### GIVEN TASK
Restate all the material verbatim, except for the pictures.

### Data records
* start *

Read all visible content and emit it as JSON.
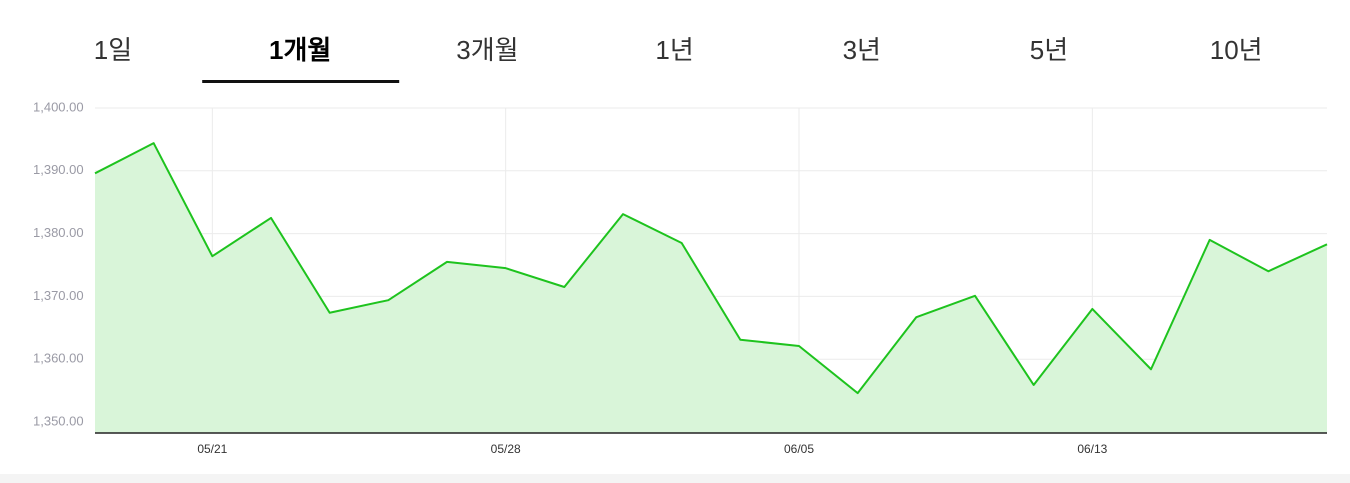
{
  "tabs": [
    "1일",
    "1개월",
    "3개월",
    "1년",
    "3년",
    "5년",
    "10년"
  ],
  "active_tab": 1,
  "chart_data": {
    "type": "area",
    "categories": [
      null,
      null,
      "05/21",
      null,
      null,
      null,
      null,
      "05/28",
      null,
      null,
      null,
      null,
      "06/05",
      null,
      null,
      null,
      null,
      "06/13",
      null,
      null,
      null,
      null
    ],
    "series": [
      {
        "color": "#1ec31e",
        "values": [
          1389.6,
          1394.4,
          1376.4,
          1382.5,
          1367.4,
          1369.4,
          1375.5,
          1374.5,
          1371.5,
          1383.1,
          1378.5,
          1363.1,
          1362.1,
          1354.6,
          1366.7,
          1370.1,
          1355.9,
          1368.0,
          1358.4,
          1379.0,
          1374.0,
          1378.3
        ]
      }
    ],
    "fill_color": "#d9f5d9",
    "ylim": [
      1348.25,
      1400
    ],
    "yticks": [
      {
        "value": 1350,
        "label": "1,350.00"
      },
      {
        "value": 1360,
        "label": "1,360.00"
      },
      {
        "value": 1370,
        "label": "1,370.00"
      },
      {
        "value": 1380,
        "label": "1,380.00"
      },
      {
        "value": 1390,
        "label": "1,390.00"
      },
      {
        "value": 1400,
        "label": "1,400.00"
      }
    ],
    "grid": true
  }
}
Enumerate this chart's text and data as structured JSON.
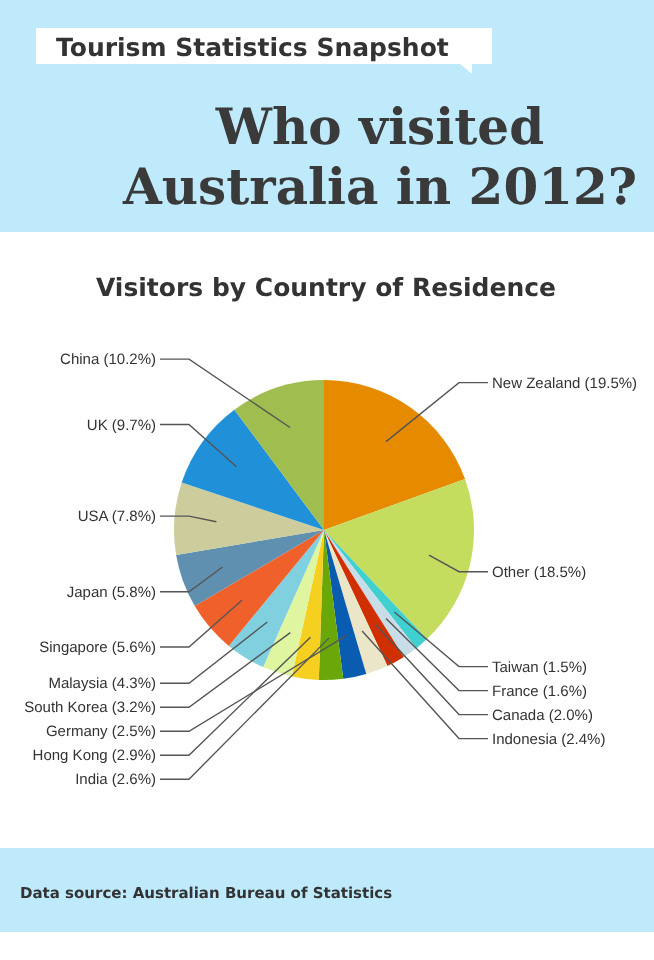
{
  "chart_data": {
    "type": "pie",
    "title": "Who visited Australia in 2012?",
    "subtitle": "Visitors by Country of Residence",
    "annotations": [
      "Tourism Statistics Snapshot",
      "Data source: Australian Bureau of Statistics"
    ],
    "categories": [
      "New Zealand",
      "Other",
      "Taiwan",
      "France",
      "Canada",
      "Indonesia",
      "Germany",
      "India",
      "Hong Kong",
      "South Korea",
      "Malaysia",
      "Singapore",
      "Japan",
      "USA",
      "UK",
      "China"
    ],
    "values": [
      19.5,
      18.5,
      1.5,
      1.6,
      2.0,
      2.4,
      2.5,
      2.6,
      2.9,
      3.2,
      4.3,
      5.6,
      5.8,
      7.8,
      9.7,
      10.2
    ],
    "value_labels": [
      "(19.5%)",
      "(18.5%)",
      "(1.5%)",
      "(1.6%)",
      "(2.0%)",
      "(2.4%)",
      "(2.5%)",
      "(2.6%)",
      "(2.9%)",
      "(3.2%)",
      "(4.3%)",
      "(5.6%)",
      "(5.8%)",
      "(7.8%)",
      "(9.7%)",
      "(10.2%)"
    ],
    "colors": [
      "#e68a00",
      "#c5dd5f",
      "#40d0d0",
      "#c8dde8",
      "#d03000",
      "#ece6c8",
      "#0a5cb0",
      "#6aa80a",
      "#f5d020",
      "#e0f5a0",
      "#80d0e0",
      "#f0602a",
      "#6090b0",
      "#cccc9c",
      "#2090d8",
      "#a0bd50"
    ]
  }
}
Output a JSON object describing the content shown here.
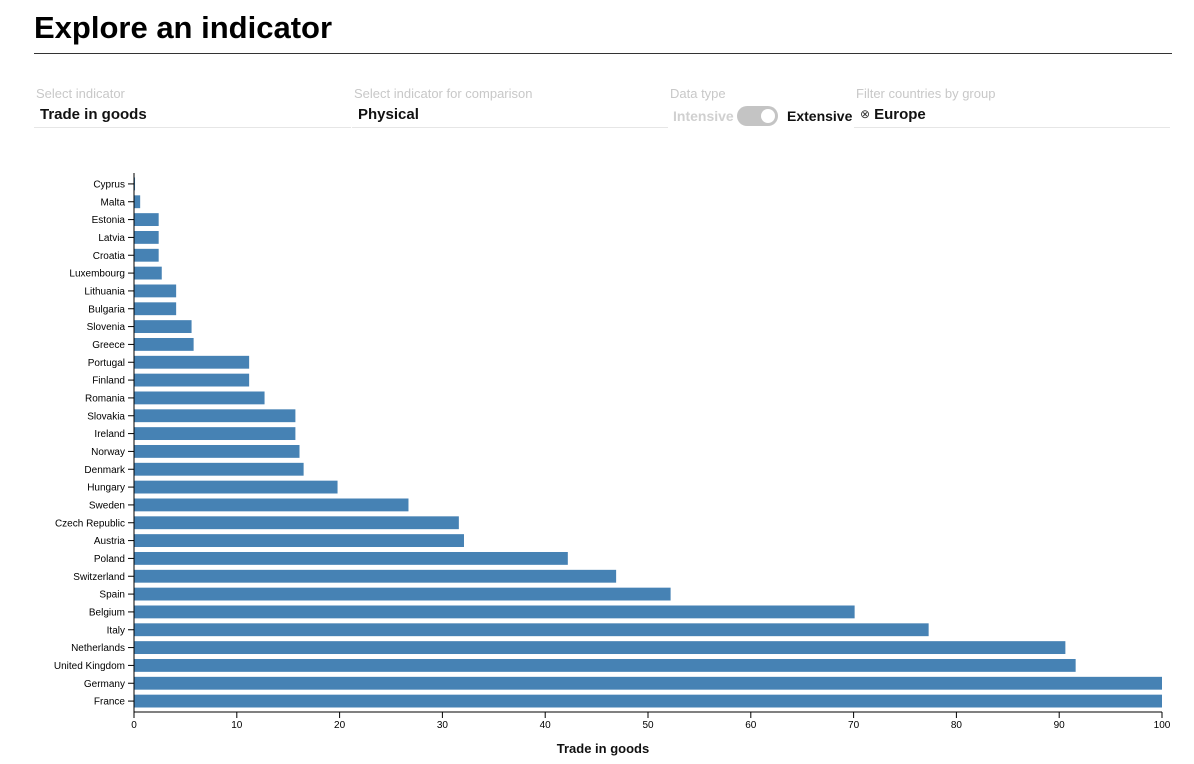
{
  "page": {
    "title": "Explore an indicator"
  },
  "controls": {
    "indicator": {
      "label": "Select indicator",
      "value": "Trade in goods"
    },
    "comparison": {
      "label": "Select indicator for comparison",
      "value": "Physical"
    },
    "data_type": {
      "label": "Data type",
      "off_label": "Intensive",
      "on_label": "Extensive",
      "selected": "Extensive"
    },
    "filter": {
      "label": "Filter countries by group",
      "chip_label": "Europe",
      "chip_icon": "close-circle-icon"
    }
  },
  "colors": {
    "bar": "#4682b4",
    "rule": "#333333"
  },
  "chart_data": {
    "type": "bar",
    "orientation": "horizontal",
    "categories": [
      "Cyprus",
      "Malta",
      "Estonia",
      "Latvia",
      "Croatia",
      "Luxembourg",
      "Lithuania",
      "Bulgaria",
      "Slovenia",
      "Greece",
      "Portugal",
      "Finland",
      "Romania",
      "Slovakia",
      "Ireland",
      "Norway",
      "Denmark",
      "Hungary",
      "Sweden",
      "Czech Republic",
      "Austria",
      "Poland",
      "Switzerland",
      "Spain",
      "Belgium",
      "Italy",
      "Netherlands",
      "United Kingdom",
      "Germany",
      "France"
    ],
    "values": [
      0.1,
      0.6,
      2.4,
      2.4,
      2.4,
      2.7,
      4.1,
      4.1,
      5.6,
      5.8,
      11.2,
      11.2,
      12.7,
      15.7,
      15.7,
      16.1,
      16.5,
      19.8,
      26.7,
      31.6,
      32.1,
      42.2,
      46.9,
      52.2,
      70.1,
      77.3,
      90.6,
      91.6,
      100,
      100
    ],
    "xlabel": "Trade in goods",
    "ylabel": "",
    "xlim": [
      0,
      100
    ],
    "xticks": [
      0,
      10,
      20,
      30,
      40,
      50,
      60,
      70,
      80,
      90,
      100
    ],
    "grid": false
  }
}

* end *

### FINAL RESULT
Read all visible content and emit it as JSON.
{
  "tabs": [
    "1일",
    "1개월",
    "3개월",
    "1년",
    "3년",
    "5년",
    "10년"
  ],
  "active_tab": 1,
  "chart_data": {
    "type": "area",
    "categories": [
      null,
      null,
      "05/21",
      null,
      null,
      null,
      null,
      "05/28",
      null,
      null,
      null,
      null,
      "06/05",
      null,
      null,
      null,
      null,
      "06/13",
      null,
      null,
      null,
      null
    ],
    "series": [
      {
        "color": "#1ec31e",
        "values": [
          1389.6,
          1394.4,
          1376.4,
          1382.5,
          1367.4,
          1369.4,
          1375.5,
          1374.5,
          1371.5,
          1383.1,
          1378.5,
          1363.1,
          1362.1,
          1354.6,
          1366.7,
          1370.1,
          1355.9,
          1368.0,
          1358.4,
          1379.0,
          1374.0,
          1378.3
        ]
      }
    ],
    "fill_color": "#d9f5d9",
    "ylim": [
      1348.25,
      1400
    ],
    "yticks": [
      {
        "value": 1350,
        "label": "1,350.00"
      },
      {
        "value": 1360,
        "label": "1,360.00"
      },
      {
        "value": 1370,
        "label": "1,370.00"
      },
      {
        "value": 1380,
        "label": "1,380.00"
      },
      {
        "value": 1390,
        "label": "1,390.00"
      },
      {
        "value": 1400,
        "label": "1,400.00"
      }
    ],
    "grid": true
  }
}
Enumerate this chart's text and data as structured JSON.
{
  "chart_data": {
    "type": "pie",
    "title": "Who visited Australia in 2012?",
    "subtitle": "Visitors by Country of Residence",
    "annotations": [
      "Tourism Statistics Snapshot",
      "Data source: Australian Bureau of Statistics"
    ],
    "categories": [
      "New Zealand",
      "Other",
      "Taiwan",
      "France",
      "Canada",
      "Indonesia",
      "Germany",
      "India",
      "Hong Kong",
      "South Korea",
      "Malaysia",
      "Singapore",
      "Japan",
      "USA",
      "UK",
      "China"
    ],
    "values": [
      19.5,
      18.5,
      1.5,
      1.6,
      2.0,
      2.4,
      2.5,
      2.6,
      2.9,
      3.2,
      4.3,
      5.6,
      5.8,
      7.8,
      9.7,
      10.2
    ],
    "value_labels": [
      "(19.5%)",
      "(18.5%)",
      "(1.5%)",
      "(1.6%)",
      "(2.0%)",
      "(2.4%)",
      "(2.5%)",
      "(2.6%)",
      "(2.9%)",
      "(3.2%)",
      "(4.3%)",
      "(5.6%)",
      "(5.8%)",
      "(7.8%)",
      "(9.7%)",
      "(10.2%)"
    ],
    "colors": [
      "#e68a00",
      "#c5dd5f",
      "#40d0d0",
      "#c8dde8",
      "#d03000",
      "#ece6c8",
      "#0a5cb0",
      "#6aa80a",
      "#f5d020",
      "#e0f5a0",
      "#80d0e0",
      "#f0602a",
      "#6090b0",
      "#cccc9c",
      "#2090d8",
      "#a0bd50"
    ]
  }
}
Output a JSON object describing the content shown here.
{
  "page": {
    "title": "Explore an indicator"
  },
  "controls": {
    "indicator": {
      "label": "Select indicator",
      "value": "Trade in goods"
    },
    "comparison": {
      "label": "Select indicator for comparison",
      "value": "Physical"
    },
    "data_type": {
      "label": "Data type",
      "off_label": "Intensive",
      "on_label": "Extensive",
      "selected": "Extensive"
    },
    "filter": {
      "label": "Filter countries by group",
      "chip_label": "Europe",
      "chip_icon": "close-circle-icon"
    }
  },
  "colors": {
    "bar": "#4682b4",
    "rule": "#333333"
  },
  "chart_data": {
    "type": "bar",
    "orientation": "horizontal",
    "categories": [
      "Cyprus",
      "Malta",
      "Estonia",
      "Latvia",
      "Croatia",
      "Luxembourg",
      "Lithuania",
      "Bulgaria",
      "Slovenia",
      "Greece",
      "Portugal",
      "Finland",
      "Romania",
      "Slovakia",
      "Ireland",
      "Norway",
      "Denmark",
      "Hungary",
      "Sweden",
      "Czech Republic",
      "Austria",
      "Poland",
      "Switzerland",
      "Spain",
      "Belgium",
      "Italy",
      "Netherlands",
      "United Kingdom",
      "Germany",
      "France"
    ],
    "values": [
      0.1,
      0.6,
      2.4,
      2.4,
      2.4,
      2.7,
      4.1,
      4.1,
      5.6,
      5.8,
      11.2,
      11.2,
      12.7,
      15.7,
      15.7,
      16.1,
      16.5,
      19.8,
      26.7,
      31.6,
      32.1,
      42.2,
      46.9,
      52.2,
      70.1,
      77.3,
      90.6,
      91.6,
      100,
      100
    ],
    "xlabel": "Trade in goods",
    "ylabel": "",
    "xlim": [
      0,
      100
    ],
    "xticks": [
      0,
      10,
      20,
      30,
      40,
      50,
      60,
      70,
      80,
      90,
      100
    ],
    "grid": false
  }
}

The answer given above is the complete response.